▶ _GIVEN INSTRUCTION_: Return all of the entries exactly as written.

##### DATA PROVIDED #####

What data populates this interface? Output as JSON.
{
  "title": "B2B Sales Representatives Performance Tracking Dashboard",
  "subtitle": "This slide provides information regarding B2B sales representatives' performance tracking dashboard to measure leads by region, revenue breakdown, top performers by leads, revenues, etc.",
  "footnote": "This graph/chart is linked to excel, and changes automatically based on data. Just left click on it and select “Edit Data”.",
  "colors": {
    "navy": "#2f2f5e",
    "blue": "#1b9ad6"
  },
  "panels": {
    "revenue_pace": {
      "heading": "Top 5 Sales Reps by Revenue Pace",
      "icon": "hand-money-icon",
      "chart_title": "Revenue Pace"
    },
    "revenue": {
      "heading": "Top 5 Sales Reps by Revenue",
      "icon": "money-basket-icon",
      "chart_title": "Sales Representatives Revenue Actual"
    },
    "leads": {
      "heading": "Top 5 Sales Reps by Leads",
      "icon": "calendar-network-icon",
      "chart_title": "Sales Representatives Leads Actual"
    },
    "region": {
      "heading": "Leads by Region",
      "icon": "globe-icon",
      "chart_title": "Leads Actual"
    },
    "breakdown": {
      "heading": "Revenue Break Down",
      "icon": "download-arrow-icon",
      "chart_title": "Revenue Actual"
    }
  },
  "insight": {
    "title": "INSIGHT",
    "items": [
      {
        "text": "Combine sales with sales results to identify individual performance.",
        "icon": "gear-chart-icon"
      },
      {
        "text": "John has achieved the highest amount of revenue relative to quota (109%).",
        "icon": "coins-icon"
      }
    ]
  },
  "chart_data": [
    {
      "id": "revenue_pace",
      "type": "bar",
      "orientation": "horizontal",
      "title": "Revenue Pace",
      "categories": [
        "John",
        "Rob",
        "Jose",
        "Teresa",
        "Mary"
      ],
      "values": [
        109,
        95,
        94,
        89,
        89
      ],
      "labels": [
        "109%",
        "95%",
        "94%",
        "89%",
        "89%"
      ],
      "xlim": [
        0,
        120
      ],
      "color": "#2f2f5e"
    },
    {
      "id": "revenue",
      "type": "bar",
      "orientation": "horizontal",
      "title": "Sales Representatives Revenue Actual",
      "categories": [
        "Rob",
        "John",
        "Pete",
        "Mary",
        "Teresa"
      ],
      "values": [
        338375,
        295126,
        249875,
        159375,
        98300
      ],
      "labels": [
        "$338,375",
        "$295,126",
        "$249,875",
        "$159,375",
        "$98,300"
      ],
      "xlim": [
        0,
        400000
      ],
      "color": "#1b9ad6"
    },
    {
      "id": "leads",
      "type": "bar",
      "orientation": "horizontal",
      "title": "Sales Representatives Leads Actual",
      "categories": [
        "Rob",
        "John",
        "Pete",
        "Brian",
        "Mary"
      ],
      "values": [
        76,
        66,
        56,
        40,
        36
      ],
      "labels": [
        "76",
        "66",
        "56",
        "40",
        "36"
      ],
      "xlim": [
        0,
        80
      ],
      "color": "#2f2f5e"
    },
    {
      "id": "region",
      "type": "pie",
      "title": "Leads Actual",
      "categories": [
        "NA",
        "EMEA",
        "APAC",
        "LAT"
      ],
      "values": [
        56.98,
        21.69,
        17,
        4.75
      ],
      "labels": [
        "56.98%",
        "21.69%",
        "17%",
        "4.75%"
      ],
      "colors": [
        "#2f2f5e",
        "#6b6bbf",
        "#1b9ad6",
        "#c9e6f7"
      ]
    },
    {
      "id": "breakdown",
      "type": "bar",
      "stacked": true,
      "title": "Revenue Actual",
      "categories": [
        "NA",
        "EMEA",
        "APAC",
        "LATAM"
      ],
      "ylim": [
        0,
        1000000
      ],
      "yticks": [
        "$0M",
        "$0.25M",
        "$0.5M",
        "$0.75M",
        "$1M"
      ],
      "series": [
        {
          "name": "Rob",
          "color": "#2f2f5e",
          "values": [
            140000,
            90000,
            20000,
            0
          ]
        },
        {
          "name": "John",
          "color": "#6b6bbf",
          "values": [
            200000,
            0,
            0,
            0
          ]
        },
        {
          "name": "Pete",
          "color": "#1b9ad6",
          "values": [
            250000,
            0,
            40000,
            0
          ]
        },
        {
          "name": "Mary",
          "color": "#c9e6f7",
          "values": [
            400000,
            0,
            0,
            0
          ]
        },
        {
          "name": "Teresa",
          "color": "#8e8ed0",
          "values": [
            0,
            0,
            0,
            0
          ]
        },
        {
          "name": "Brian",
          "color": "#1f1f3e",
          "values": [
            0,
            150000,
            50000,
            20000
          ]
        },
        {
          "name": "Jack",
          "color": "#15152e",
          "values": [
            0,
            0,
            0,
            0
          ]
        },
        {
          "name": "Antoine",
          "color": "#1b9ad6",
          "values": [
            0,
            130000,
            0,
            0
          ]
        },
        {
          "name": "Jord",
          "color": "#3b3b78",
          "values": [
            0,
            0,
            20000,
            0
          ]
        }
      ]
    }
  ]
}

#####

▶ _RESULT OF THE TASK_:
What data populates this interface? Output as JSON.
{
  "title": "B2B Sales Representatives Performance Tracking Dashboard",
  "subtitle": "This slide provides information regarding B2B sales representatives' performance tracking dashboard to measure leads by region, revenue breakdown, top performers by leads, revenues, etc.",
  "footnote": "This graph/chart is linked to excel, and changes automatically based on data. Just left click on it and select “Edit Data”.",
  "colors": {
    "navy": "#2f2f5e",
    "blue": "#1b9ad6"
  },
  "panels": {
    "revenue_pace": {
      "heading": "Top 5 Sales Reps by Revenue Pace",
      "icon": "hand-money-icon",
      "chart_title": "Revenue Pace"
    },
    "revenue": {
      "heading": "Top 5 Sales Reps by Revenue",
      "icon": "money-basket-icon",
      "chart_title": "Sales Representatives Revenue Actual"
    },
    "leads": {
      "heading": "Top 5 Sales Reps by Leads",
      "icon": "calendar-network-icon",
      "chart_title": "Sales Representatives Leads Actual"
    },
    "region": {
      "heading": "Leads by Region",
      "icon": "globe-icon",
      "chart_title": "Leads Actual"
    },
    "breakdown": {
      "heading": "Revenue Break Down",
      "icon": "download-arrow-icon",
      "chart_title": "Revenue Actual"
    }
  },
  "insight": {
    "title": "INSIGHT",
    "items": [
      {
        "text": "Combine sales with sales results to identify individual performance.",
        "icon": "gear-chart-icon"
      },
      {
        "text": "John has achieved the highest amount of revenue relative to quota (109%).",
        "icon": "coins-icon"
      }
    ]
  },
  "chart_data": [
    {
      "id": "revenue_pace",
      "type": "bar",
      "orientation": "horizontal",
      "title": "Revenue Pace",
      "categories": [
        "John",
        "Rob",
        "Jose",
        "Teresa",
        "Mary"
      ],
      "values": [
        109,
        95,
        94,
        89,
        89
      ],
      "labels": [
        "109%",
        "95%",
        "94%",
        "89%",
        "89%"
      ],
      "xlim": [
        0,
        120
      ],
      "color": "#2f2f5e"
    },
    {
      "id": "revenue",
      "type": "bar",
      "orientation": "horizontal",
      "title": "Sales Representatives Revenue Actual",
      "categories": [
        "Rob",
        "John",
        "Pete",
        "Mary",
        "Teresa"
      ],
      "values": [
        338375,
        295126,
        249875,
        159375,
        98300
      ],
      "labels": [
        "$338,375",
        "$295,126",
        "$249,875",
        "$159,375",
        "$98,300"
      ],
      "xlim": [
        0,
        400000
      ],
      "color": "#1b9ad6"
    },
    {
      "id": "leads",
      "type": "bar",
      "orientation": "horizontal",
      "title": "Sales Representatives Leads Actual",
      "categories": [
        "Rob",
        "John",
        "Pete",
        "Brian",
        "Mary"
      ],
      "values": [
        76,
        66,
        56,
        40,
        36
      ],
      "labels": [
        "76",
        "66",
        "56",
        "40",
        "36"
      ],
      "xlim": [
        0,
        80
      ],
      "color": "#2f2f5e"
    },
    {
      "id": "region",
      "type": "pie",
      "title": "Leads Actual",
      "categories": [
        "NA",
        "EMEA",
        "APAC",
        "LAT"
      ],
      "values": [
        56.98,
        21.69,
        17,
        4.75
      ],
      "labels": [
        "56.98%",
        "21.69%",
        "17%",
        "4.75%"
      ],
      "colors": [
        "#2f2f5e",
        "#6b6bbf",
        "#1b9ad6",
        "#c9e6f7"
      ]
    },
    {
      "id": "breakdown",
      "type": "bar",
      "stacked": true,
      "title": "Revenue Actual",
      "categories": [
        "NA",
        "EMEA",
        "APAC",
        "LATAM"
      ],
      "ylim": [
        0,
        1000000
      ],
      "yticks": [
        "$0M",
        "$0.25M",
        "$0.5M",
        "$0.75M",
        "$1M"
      ],
      "series": [
        {
          "name": "Rob",
          "color": "#2f2f5e",
          "values": [
            140000,
            90000,
            20000,
            0
          ]
        },
        {
          "name": "John",
          "color": "#6b6bbf",
          "values": [
            200000,
            0,
            0,
            0
          ]
        },
        {
          "name": "Pete",
          "color": "#1b9ad6",
          "values": [
            250000,
            0,
            40000,
            0
          ]
        },
        {
          "name": "Mary",
          "color": "#c9e6f7",
          "values": [
            400000,
            0,
            0,
            0
          ]
        },
        {
          "name": "Teresa",
          "color": "#8e8ed0",
          "values": [
            0,
            0,
            0,
            0
          ]
        },
        {
          "name": "Brian",
          "color": "#1f1f3e",
          "values": [
            0,
            150000,
            50000,
            20000
          ]
        },
        {
          "name": "Jack",
          "color": "#15152e",
          "values": [
            0,
            0,
            0,
            0
          ]
        },
        {
          "name": "Antoine",
          "color": "#1b9ad6",
          "values": [
            0,
            130000,
            0,
            0
          ]
        },
        {
          "name": "Jord",
          "color": "#3b3b78",
          "values": [
            0,
            0,
            20000,
            0
          ]
        }
      ]
    }
  ]
}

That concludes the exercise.